'''

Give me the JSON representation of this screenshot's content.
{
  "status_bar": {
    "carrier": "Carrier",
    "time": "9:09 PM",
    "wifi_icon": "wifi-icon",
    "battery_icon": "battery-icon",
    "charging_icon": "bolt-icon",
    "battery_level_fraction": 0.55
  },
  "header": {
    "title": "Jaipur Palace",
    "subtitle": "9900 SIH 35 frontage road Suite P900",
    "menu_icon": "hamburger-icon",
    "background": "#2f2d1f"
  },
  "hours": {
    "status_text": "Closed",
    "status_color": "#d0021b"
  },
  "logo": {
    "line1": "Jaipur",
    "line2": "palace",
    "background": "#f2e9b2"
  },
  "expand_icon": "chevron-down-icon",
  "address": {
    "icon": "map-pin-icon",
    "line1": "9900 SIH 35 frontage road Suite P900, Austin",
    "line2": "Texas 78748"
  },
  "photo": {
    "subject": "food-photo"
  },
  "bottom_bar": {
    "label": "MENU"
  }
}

'''

To be done: Report the number of lines in the entries above that include the string "Suite". Give nothing but the number.

Right answer: 2